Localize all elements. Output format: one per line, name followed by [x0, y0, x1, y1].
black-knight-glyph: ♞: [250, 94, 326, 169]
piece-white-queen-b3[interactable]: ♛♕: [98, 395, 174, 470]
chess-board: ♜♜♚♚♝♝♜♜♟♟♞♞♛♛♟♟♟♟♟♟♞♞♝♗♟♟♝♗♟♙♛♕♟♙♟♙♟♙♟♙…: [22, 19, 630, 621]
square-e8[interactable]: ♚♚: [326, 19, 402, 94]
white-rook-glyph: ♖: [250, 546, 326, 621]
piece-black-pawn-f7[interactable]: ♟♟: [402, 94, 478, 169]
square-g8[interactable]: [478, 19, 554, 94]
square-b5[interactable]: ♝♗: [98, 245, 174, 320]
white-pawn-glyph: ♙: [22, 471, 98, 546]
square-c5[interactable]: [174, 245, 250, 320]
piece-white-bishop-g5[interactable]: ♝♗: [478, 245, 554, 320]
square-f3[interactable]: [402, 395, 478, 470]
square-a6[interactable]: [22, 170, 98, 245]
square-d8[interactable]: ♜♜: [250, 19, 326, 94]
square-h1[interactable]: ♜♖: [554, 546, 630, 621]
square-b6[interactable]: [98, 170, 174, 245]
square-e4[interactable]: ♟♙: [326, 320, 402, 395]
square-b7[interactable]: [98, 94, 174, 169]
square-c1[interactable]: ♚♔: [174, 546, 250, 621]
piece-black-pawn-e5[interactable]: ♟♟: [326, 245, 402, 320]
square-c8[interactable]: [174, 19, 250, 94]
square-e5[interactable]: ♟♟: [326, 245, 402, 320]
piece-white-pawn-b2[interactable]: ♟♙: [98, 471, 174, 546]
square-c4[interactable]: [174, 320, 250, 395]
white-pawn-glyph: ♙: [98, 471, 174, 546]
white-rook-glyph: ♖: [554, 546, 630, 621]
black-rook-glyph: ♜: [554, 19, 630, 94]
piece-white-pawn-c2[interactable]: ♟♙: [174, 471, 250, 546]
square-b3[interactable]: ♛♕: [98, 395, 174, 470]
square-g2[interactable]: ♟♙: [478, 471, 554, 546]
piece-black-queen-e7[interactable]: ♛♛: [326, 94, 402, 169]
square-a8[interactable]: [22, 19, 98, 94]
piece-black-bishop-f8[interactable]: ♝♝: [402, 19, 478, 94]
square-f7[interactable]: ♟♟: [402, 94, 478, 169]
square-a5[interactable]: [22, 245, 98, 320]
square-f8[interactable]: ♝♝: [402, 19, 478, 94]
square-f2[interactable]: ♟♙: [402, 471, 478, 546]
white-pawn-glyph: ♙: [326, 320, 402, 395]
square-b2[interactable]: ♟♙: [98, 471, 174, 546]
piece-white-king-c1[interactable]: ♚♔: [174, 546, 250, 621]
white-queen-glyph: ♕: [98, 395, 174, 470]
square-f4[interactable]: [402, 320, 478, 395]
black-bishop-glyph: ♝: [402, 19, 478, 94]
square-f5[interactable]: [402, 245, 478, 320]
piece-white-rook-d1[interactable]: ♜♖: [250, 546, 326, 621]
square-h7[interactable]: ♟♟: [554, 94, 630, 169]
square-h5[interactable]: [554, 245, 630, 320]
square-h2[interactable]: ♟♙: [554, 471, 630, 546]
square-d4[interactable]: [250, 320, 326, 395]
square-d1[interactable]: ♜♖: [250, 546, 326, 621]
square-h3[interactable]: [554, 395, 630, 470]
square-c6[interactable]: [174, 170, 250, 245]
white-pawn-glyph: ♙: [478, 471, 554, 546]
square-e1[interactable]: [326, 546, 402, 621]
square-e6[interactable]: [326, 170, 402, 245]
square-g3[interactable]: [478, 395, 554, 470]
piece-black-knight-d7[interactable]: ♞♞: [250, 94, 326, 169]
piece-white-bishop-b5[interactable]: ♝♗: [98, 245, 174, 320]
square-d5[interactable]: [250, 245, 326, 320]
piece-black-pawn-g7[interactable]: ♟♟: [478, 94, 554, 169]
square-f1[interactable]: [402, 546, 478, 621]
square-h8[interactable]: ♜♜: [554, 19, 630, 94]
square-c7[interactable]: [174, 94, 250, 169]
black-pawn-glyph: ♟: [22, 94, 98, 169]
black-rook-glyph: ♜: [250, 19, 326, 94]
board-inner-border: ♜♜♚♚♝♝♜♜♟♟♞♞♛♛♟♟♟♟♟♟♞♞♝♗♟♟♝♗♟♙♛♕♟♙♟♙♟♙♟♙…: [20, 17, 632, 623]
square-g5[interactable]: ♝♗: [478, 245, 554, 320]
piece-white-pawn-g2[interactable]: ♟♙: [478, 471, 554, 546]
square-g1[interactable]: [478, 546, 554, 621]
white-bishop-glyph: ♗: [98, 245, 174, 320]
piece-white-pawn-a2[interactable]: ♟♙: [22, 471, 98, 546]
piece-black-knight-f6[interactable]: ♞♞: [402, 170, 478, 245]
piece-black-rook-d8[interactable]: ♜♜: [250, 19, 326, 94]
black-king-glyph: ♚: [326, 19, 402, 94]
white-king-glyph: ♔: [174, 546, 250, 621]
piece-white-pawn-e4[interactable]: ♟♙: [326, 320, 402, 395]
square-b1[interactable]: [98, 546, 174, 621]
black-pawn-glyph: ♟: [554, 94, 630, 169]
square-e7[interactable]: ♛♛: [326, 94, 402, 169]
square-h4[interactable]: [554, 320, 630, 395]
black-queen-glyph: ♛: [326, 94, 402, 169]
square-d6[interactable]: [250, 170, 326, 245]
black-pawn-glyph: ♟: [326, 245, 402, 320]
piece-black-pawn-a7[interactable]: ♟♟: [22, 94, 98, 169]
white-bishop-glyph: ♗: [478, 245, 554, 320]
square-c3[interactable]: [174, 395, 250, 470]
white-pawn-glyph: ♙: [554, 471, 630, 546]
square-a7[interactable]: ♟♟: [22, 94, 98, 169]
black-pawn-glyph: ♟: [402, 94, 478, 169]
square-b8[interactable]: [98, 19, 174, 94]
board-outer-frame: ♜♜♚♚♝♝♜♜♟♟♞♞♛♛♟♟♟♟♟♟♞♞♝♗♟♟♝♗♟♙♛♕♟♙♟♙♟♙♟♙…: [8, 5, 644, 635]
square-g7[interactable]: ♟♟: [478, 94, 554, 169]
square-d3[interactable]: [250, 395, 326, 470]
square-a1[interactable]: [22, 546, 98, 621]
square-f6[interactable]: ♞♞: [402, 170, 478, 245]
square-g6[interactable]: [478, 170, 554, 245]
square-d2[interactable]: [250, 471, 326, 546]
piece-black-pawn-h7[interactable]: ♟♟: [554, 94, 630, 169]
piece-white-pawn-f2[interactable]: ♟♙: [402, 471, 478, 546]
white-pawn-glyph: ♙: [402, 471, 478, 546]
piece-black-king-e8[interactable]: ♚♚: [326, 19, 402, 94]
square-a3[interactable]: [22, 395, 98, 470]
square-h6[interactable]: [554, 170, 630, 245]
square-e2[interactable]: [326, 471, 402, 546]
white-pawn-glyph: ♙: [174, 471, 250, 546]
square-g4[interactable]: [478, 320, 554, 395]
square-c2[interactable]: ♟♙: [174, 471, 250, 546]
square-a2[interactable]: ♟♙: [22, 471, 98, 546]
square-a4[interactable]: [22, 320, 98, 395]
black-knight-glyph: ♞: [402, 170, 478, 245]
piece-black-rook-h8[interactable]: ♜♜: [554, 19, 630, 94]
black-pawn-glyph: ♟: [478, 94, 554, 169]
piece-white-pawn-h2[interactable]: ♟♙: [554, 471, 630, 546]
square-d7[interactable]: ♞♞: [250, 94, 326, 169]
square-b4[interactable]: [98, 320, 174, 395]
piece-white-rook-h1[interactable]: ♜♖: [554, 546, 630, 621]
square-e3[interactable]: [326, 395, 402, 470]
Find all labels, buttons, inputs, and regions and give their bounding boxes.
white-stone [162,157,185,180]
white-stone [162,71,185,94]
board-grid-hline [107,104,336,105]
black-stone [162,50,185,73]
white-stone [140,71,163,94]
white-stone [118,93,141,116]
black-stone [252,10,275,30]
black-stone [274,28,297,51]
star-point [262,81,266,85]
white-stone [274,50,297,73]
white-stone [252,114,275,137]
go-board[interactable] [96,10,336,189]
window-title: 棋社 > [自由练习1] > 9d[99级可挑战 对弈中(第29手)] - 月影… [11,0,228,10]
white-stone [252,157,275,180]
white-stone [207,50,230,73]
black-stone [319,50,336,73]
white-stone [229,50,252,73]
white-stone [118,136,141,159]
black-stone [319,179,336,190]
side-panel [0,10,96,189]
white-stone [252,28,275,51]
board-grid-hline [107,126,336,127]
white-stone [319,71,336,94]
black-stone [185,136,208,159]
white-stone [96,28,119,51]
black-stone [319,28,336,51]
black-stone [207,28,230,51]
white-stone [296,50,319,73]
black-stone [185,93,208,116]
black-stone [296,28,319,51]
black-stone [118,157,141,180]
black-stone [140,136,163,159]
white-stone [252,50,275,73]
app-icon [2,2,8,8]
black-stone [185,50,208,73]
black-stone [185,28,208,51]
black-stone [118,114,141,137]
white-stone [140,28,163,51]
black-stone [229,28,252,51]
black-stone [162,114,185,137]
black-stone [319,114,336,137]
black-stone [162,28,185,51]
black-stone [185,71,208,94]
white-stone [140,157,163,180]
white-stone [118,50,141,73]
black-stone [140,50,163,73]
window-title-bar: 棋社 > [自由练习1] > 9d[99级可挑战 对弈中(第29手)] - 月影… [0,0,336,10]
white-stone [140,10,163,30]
+++
The exercise: Reproduce the material verbatim, starting at its first line and ending at the line that contains "piece-white-pawn-b2[interactable]: ♟♙: [98, 471, 174, 546]", with both of those lines included.

Reply:
Localize all elements. Output format: one per line, name followed by [x0, y0, x1, y1].
black-knight-glyph: ♞: [250, 94, 326, 169]
piece-white-queen-b3[interactable]: ♛♕: [98, 395, 174, 470]
chess-board: ♜♜♚♚♝♝♜♜♟♟♞♞♛♛♟♟♟♟♟♟♞♞♝♗♟♟♝♗♟♙♛♕♟♙♟♙♟♙♟♙…: [22, 19, 630, 621]
square-e8[interactable]: ♚♚: [326, 19, 402, 94]
white-rook-glyph: ♖: [250, 546, 326, 621]
piece-black-pawn-f7[interactable]: ♟♟: [402, 94, 478, 169]
square-g8[interactable]: [478, 19, 554, 94]
square-b5[interactable]: ♝♗: [98, 245, 174, 320]
white-pawn-glyph: ♙: [22, 471, 98, 546]
square-c5[interactable]: [174, 245, 250, 320]
piece-white-bishop-g5[interactable]: ♝♗: [478, 245, 554, 320]
square-f3[interactable]: [402, 395, 478, 470]
square-a6[interactable]: [22, 170, 98, 245]
square-d8[interactable]: ♜♜: [250, 19, 326, 94]
square-h1[interactable]: ♜♖: [554, 546, 630, 621]
square-b6[interactable]: [98, 170, 174, 245]
square-e4[interactable]: ♟♙: [326, 320, 402, 395]
square-b7[interactable]: [98, 94, 174, 169]
square-c1[interactable]: ♚♔: [174, 546, 250, 621]
piece-black-pawn-e5[interactable]: ♟♟: [326, 245, 402, 320]
square-c8[interactable]: [174, 19, 250, 94]
square-e5[interactable]: ♟♟: [326, 245, 402, 320]
piece-white-pawn-b2[interactable]: ♟♙: [98, 471, 174, 546]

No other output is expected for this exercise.